(Dataset entries)
—————

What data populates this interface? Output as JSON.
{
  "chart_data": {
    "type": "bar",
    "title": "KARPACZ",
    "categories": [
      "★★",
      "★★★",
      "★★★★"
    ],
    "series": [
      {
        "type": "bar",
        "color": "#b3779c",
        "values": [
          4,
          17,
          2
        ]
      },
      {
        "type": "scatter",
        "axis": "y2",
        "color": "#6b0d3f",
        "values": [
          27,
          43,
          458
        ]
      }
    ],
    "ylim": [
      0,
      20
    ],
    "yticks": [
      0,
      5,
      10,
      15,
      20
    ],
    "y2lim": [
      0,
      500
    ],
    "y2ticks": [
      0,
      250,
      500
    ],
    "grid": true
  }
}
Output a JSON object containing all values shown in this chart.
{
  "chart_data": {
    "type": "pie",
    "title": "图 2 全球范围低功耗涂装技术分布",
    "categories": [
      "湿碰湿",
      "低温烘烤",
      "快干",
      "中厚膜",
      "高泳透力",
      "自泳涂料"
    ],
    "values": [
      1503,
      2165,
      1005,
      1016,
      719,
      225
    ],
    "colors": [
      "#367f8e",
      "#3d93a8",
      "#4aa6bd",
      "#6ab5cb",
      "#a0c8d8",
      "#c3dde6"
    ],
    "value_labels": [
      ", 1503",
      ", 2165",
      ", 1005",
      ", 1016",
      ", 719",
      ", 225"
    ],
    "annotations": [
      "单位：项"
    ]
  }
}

—————

◆ What you are asked to do
Gather up, from the records above, each line where the word "title" appears.

◆ Result
    "title": "KARPACZ",
    "title": "图 2 全球范围低功耗涂装技术分布",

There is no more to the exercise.